→ **RECORDED DATA**:
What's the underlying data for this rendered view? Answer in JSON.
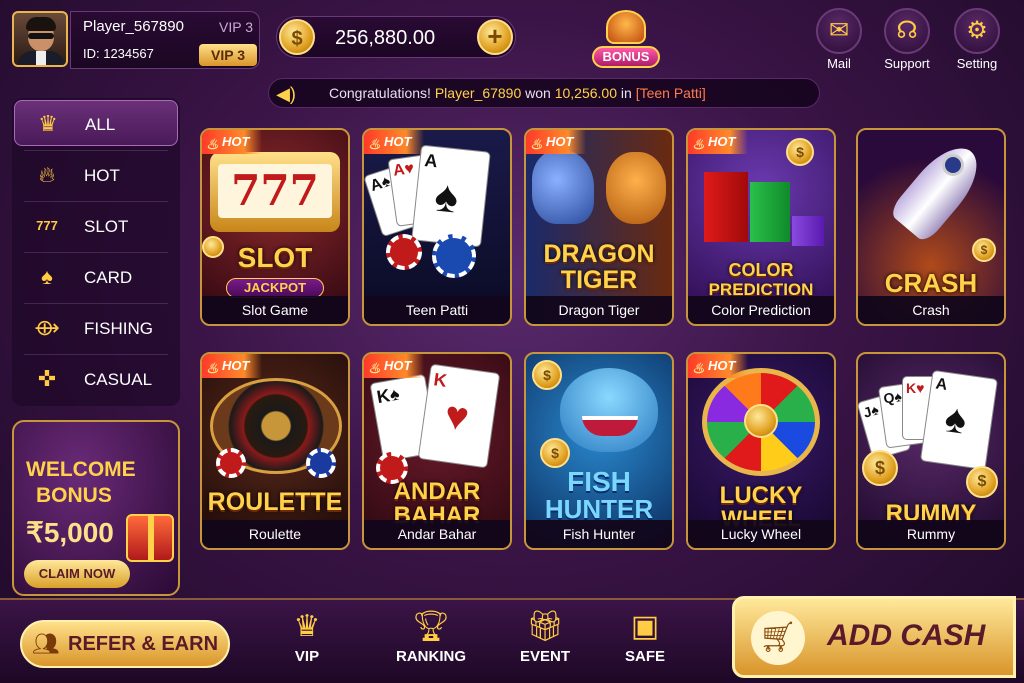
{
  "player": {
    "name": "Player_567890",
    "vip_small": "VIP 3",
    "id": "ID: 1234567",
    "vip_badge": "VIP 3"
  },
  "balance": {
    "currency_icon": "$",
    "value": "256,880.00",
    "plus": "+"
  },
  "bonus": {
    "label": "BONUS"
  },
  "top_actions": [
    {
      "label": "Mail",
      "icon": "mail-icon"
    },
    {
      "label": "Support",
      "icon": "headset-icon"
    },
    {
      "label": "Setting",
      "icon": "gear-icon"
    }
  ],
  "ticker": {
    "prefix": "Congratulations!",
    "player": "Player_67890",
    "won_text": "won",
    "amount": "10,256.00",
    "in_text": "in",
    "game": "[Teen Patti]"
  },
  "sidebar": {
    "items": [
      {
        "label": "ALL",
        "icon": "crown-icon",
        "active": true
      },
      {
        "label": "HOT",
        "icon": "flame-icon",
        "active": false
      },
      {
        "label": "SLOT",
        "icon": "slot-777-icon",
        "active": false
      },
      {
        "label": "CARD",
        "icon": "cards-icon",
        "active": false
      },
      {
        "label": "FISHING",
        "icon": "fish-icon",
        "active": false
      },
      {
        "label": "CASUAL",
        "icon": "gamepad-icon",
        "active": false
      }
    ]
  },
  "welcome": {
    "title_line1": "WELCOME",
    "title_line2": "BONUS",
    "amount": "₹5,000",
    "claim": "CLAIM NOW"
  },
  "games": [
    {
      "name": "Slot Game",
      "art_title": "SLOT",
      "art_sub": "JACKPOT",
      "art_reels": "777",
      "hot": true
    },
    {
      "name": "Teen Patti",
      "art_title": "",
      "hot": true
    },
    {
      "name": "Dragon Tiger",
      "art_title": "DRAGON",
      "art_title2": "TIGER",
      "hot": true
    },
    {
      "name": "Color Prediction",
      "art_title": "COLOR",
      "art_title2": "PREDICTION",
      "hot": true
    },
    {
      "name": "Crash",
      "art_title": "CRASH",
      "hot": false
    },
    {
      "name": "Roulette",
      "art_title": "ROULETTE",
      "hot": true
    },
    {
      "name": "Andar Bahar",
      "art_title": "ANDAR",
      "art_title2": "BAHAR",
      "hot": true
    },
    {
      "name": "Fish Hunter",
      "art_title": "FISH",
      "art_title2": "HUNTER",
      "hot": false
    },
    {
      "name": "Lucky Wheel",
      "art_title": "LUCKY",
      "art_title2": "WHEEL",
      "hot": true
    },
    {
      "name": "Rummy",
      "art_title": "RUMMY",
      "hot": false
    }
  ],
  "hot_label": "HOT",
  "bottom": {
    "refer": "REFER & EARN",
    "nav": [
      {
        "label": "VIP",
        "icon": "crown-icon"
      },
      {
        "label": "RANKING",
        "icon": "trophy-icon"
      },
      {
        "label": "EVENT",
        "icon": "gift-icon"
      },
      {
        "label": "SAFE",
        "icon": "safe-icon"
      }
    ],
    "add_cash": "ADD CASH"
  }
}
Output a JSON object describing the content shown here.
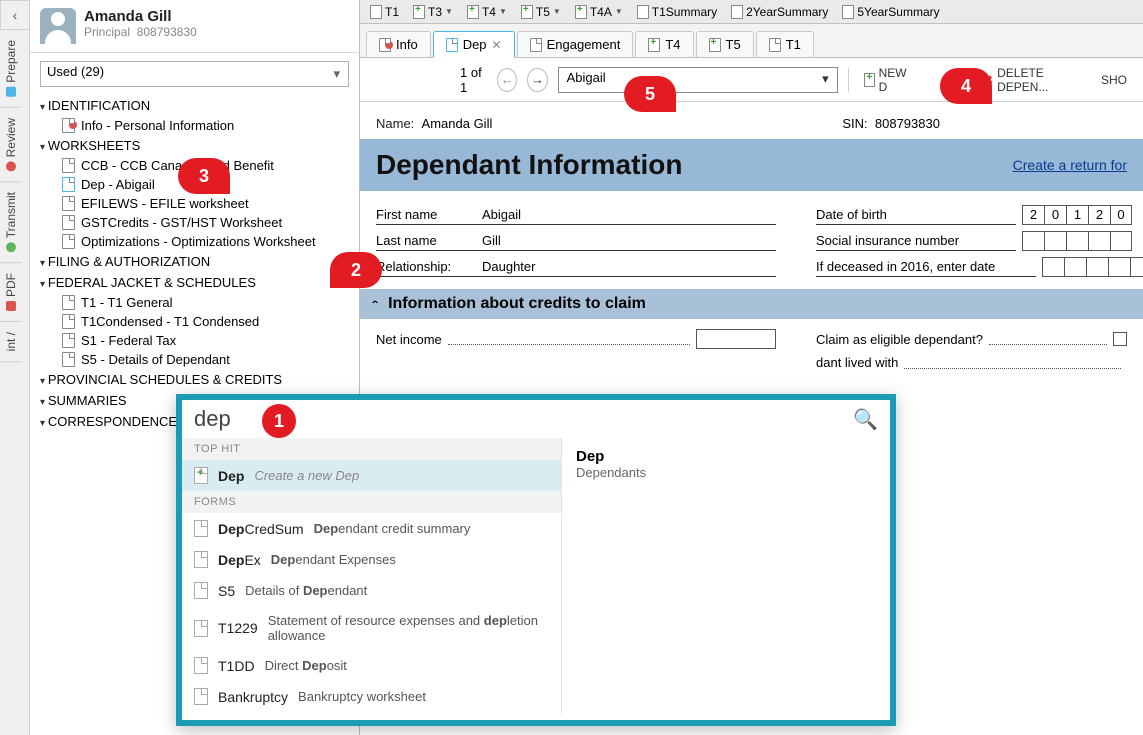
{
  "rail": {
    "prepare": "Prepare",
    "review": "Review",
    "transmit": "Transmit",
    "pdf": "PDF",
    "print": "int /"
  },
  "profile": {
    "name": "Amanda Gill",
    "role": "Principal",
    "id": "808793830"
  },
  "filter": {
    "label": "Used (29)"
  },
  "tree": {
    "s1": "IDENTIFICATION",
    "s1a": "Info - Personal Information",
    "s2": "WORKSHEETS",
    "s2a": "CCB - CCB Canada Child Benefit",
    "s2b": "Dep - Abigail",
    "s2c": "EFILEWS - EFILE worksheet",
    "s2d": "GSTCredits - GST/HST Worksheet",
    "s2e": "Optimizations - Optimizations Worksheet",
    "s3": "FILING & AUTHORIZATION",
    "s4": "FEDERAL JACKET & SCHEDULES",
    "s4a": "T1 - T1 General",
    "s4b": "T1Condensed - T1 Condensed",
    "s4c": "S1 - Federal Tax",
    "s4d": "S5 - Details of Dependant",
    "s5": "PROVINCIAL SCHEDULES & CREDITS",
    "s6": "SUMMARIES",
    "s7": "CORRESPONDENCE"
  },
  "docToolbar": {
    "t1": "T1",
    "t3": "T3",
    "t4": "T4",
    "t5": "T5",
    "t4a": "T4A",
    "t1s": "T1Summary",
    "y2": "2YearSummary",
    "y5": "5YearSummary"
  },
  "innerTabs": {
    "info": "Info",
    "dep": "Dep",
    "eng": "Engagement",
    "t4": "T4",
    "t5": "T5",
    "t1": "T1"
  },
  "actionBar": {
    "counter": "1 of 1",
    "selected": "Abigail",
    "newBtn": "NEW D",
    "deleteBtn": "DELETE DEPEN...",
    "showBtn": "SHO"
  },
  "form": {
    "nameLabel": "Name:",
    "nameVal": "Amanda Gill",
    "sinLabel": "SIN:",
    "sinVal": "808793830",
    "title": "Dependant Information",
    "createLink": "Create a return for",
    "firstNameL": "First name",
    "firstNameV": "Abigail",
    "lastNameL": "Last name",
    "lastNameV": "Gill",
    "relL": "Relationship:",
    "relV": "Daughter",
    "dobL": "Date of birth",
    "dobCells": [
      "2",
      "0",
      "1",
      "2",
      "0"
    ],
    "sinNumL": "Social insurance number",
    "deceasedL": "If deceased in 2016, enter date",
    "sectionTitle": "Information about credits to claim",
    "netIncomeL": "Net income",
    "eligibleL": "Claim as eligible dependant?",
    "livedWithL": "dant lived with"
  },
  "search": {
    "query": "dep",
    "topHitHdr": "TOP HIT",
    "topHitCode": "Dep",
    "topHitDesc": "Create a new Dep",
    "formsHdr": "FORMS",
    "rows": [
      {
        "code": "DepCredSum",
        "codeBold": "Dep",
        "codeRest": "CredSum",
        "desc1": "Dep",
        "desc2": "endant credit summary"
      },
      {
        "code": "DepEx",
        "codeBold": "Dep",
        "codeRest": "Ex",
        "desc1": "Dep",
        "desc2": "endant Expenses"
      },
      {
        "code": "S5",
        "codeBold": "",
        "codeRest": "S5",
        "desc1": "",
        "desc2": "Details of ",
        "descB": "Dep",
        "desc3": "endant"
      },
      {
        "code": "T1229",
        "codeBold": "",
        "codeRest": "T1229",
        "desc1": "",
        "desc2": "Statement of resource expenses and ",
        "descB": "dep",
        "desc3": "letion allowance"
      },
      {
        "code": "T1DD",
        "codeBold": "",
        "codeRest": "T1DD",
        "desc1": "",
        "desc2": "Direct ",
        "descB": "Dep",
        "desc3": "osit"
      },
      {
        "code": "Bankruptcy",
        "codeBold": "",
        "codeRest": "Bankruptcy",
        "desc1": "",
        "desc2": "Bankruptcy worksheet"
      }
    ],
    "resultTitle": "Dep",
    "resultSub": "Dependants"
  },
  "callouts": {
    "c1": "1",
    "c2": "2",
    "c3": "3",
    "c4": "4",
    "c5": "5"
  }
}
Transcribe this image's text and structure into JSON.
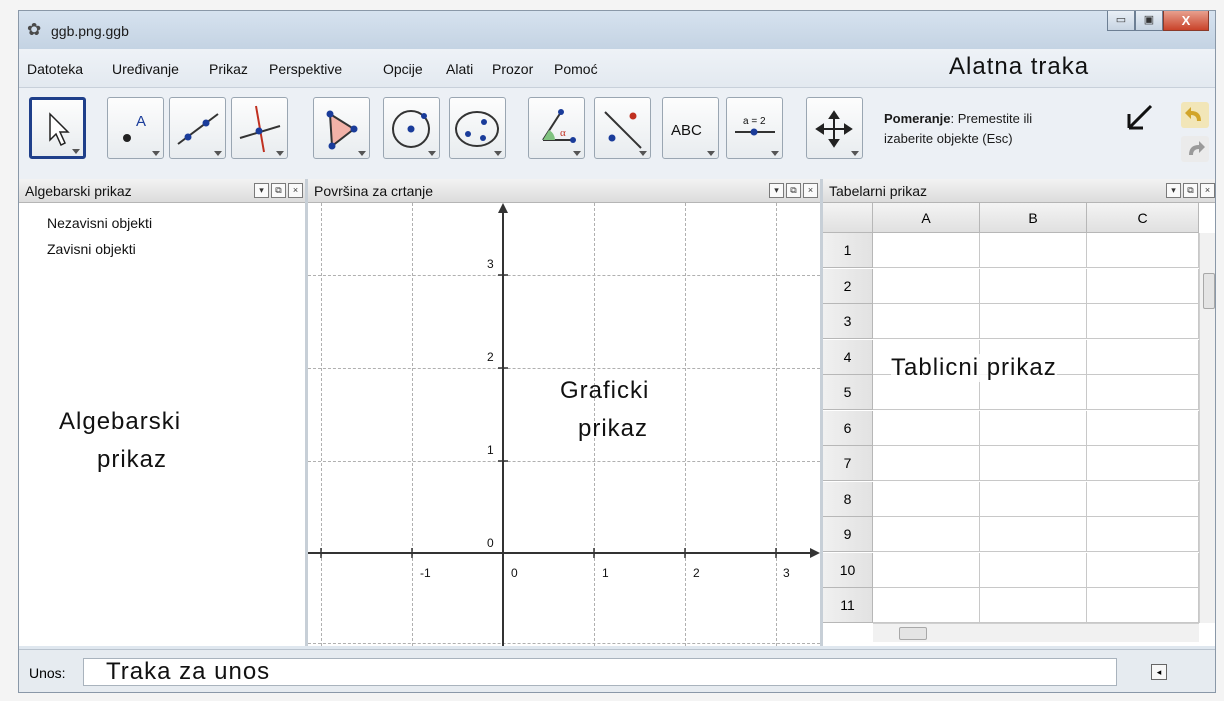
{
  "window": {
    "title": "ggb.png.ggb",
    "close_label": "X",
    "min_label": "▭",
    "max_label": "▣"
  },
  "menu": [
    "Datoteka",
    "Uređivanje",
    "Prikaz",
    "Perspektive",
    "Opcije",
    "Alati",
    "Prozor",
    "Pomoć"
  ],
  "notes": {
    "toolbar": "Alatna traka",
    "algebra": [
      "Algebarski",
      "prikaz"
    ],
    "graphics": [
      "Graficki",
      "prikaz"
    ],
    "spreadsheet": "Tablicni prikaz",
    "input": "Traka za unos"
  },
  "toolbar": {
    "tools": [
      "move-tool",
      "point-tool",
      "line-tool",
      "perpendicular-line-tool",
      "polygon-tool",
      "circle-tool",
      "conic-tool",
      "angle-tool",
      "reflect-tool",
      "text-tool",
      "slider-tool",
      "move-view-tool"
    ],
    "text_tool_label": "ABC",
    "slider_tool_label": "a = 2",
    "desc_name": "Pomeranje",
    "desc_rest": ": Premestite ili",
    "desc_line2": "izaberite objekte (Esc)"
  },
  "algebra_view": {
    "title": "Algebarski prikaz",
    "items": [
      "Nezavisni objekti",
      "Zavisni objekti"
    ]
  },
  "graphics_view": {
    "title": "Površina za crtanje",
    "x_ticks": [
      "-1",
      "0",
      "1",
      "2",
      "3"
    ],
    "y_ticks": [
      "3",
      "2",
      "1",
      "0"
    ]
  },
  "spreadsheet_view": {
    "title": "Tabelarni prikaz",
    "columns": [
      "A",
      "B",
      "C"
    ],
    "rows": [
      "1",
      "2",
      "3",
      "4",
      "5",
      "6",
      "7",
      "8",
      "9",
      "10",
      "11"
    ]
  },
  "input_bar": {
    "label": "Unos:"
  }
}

→ **AIM OF THE TASK**:
Starting at the line that contains "Transcribe this image's", retype each line through the final one in the listing, with both ends kept and the pictures omitted.

→ **FINISHED TASK**:
Transcribe this image's text and structure into JSON.
{
  "window": {
    "title": "ggb.png.ggb",
    "close_label": "X",
    "min_label": "▭",
    "max_label": "▣"
  },
  "menu": [
    "Datoteka",
    "Uređivanje",
    "Prikaz",
    "Perspektive",
    "Opcije",
    "Alati",
    "Prozor",
    "Pomoć"
  ],
  "notes": {
    "toolbar": "Alatna traka",
    "algebra": [
      "Algebarski",
      "prikaz"
    ],
    "graphics": [
      "Graficki",
      "prikaz"
    ],
    "spreadsheet": "Tablicni prikaz",
    "input": "Traka za unos"
  },
  "toolbar": {
    "tools": [
      "move-tool",
      "point-tool",
      "line-tool",
      "perpendicular-line-tool",
      "polygon-tool",
      "circle-tool",
      "conic-tool",
      "angle-tool",
      "reflect-tool",
      "text-tool",
      "slider-tool",
      "move-view-tool"
    ],
    "text_tool_label": "ABC",
    "slider_tool_label": "a = 2",
    "desc_name": "Pomeranje",
    "desc_rest": ": Premestite ili",
    "desc_line2": "izaberite objekte (Esc)"
  },
  "algebra_view": {
    "title": "Algebarski prikaz",
    "items": [
      "Nezavisni objekti",
      "Zavisni objekti"
    ]
  },
  "graphics_view": {
    "title": "Površina za crtanje",
    "x_ticks": [
      "-1",
      "0",
      "1",
      "2",
      "3"
    ],
    "y_ticks": [
      "3",
      "2",
      "1",
      "0"
    ]
  },
  "spreadsheet_view": {
    "title": "Tabelarni prikaz",
    "columns": [
      "A",
      "B",
      "C"
    ],
    "rows": [
      "1",
      "2",
      "3",
      "4",
      "5",
      "6",
      "7",
      "8",
      "9",
      "10",
      "11"
    ]
  },
  "input_bar": {
    "label": "Unos:"
  }
}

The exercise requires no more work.